WHAT IS EXPECTED
Here are records with pictures in them. Copy all of them exactly and leave the pictures out.

RECORDS TO PROCESS
☆ ☆ ☆ ☆ ☆
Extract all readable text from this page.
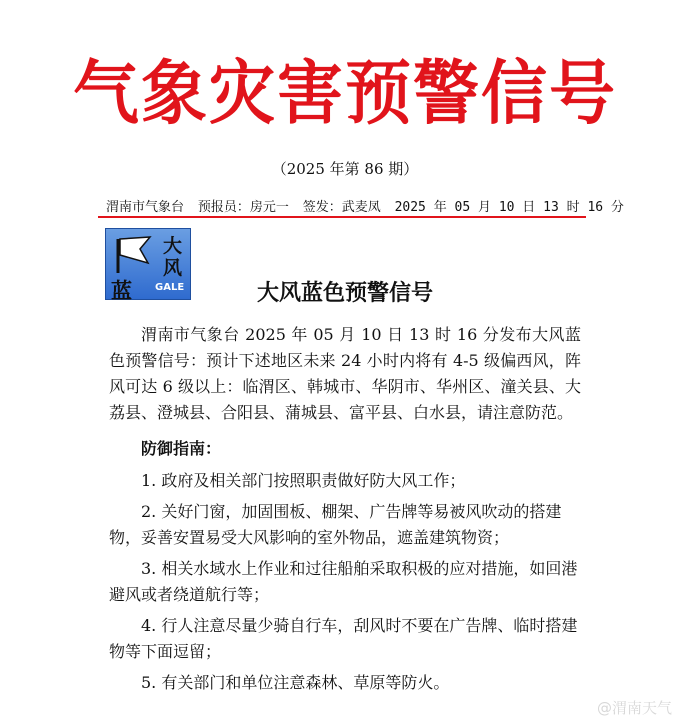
气象灾害预警信号
（2025 年第 86 期）
渭南市气象台 预报员：房元一 签发：武麦凤 2025 年 05 月 10 日 13 时 16 分
大
风
蓝 GALE	大风蓝色预警信号
渭南市气象台 2025 年 05 月 10 日 13 时 16 分发布大风蓝色预警信号：预计下述地区未来 24 小时内将有 4-5 级偏西风，阵风可达 6 级以上：临渭区、韩城市、华阴市、华州区、潼关县、大荔县、澄城县、合阳县、蒲城县、富平县、白水县，请注意防范。
防御指南：
1. 政府及相关部门按照职责做好防大风工作；
2. 关好门窗，加固围板、棚架、广告牌等易被风吹动的搭建物，妥善安置易受大风影响的室外物品，遮盖建筑物资；
3. 相关水域水上作业和过往船舶采取积极的应对措施，如回港避风或者绕道航行等；
4. 行人注意尽量少骑自行车，刮风时不要在广告牌、临时搭建物等下面逗留；
5. 有关部门和单位注意森林、草原等防火。
@渭南天气
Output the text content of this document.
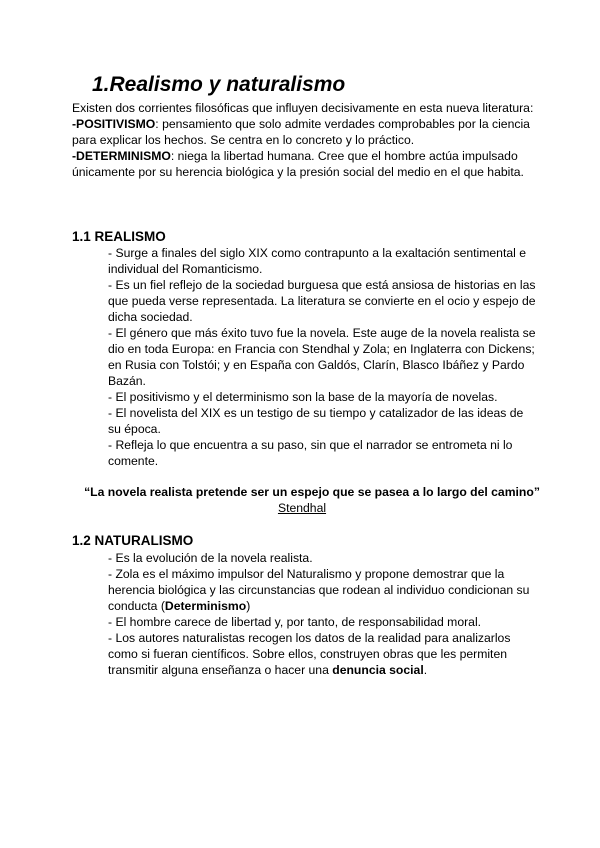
1.Realismo y naturalismo

Existen dos corrientes filosóficas que influyen decisivamente en esta nueva literatura:

-POSITIVISMO: pensamiento que solo admite verdades comprobables por la ciencia para explicar los hechos. Se centra en lo concreto y lo práctico.

-DETERMINISMO: niega la libertad humana. Cree que el hombre actúa impulsado únicamente por su herencia biológica y la presión social del medio en el que habita.

1.1 REALISMO

- Surge a finales del siglo XIX como contrapunto a la exaltación sentimental e individual del Romanticismo.

- Es un fiel reflejo de la sociedad burguesa que está ansiosa de historias en las que pueda verse representada. La literatura se convierte en el ocio y espejo de dicha sociedad.

- El género que más éxito tuvo fue la novela. Este auge de la novela realista se dio en toda Europa: en Francia con Stendhal y Zola; en Inglaterra con Dickens; en Rusia con Tolstói; y en España con Galdós, Clarín, Blasco Ibáñez y Pardo Bazán.

- El positivismo y el determinismo son la base de la mayoría de novelas.

- El novelista del XIX es un testigo de su tiempo y catalizador de las ideas de su época.

- Refleja lo que encuentra a su paso, sin que el narrador se entrometa ni lo comente.

“La novela realista pretende ser un espejo que se pasea a lo largo del camino”
Stendhal
1.2 NATURALISMO

- Es la evolución de la novela realista.

- Zola es el máximo impulsor del Naturalismo y propone demostrar que la herencia biológica y las circunstancias que rodean al individuo condicionan su conducta (Determinismo)

- El hombre carece de libertad y, por tanto, de responsabilidad moral.

- Los autores naturalistas recogen los datos de la realidad para analizarlos como si fueran científicos. Sobre ellos, construyen obras que les permiten transmitir alguna enseñanza o hacer una denuncia social.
☆ ☆ ☆ ☆ ☆
ANSWER TO THIS EXERCISE
Extract all readable text from this page.
气象灾害预警信号
（2025 年第 86 期）
渭南市气象台 预报员：房元一 签发：武麦凤 2025 年 05 月 10 日 13 时 16 分
大
风
蓝 GALE	大风蓝色预警信号
渭南市气象台 2025 年 05 月 10 日 13 时 16 分发布大风蓝色预警信号：预计下述地区未来 24 小时内将有 4-5 级偏西风，阵风可达 6 级以上：临渭区、韩城市、华阴市、华州区、潼关县、大荔县、澄城县、合阳县、蒲城县、富平县、白水县，请注意防范。
防御指南：
1. 政府及相关部门按照职责做好防大风工作；
2. 关好门窗，加固围板、棚架、广告牌等易被风吹动的搭建物，妥善安置易受大风影响的室外物品，遮盖建筑物资；
3. 相关水域水上作业和过往船舶采取积极的应对措施，如回港避风或者绕道航行等；
4. 行人注意尽量少骑自行车，刮风时不要在广告牌、临时搭建物等下面逗留；
5. 有关部门和单位注意森林、草原等防火。
@渭南天气
Output the text content of this document.
1.Realismo y naturalismo

Existen dos corrientes filosóficas que influyen decisivamente en esta nueva literatura:

-POSITIVISMO: pensamiento que solo admite verdades comprobables por la ciencia para explicar los hechos. Se centra en lo concreto y lo práctico.

-DETERMINISMO: niega la libertad humana. Cree que el hombre actúa impulsado únicamente por su herencia biológica y la presión social del medio en el que habita.

1.1 REALISMO

- Surge a finales del siglo XIX como contrapunto a la exaltación sentimental e individual del Romanticismo.

- Es un fiel reflejo de la sociedad burguesa que está ansiosa de historias en las que pueda verse representada. La literatura se convierte en el ocio y espejo de dicha sociedad.

- El género que más éxito tuvo fue la novela. Este auge de la novela realista se dio en toda Europa: en Francia con Stendhal y Zola; en Inglaterra con Dickens; en Rusia con Tolstói; y en España con Galdós, Clarín, Blasco Ibáñez y Pardo Bazán.

- El positivismo y el determinismo son la base de la mayoría de novelas.

- El novelista del XIX es un testigo de su tiempo y catalizador de las ideas de su época.

- Refleja lo que encuentra a su paso, sin que el narrador se entrometa ni lo comente.

“La novela realista pretende ser un espejo que se pasea a lo largo del camino”
Stendhal
1.2 NATURALISMO

- Es la evolución de la novela realista.

- Zola es el máximo impulsor del Naturalismo y propone demostrar que la herencia biológica y las circunstancias que rodean al individuo condicionan su conducta (Determinismo)

- El hombre carece de libertad y, por tanto, de responsabilidad moral.

- Los autores naturalistas recogen los datos de la realidad para analizarlos como si fueran científicos. Sobre ellos, construyen obras que les permiten transmitir alguna enseñanza o hacer una denuncia social.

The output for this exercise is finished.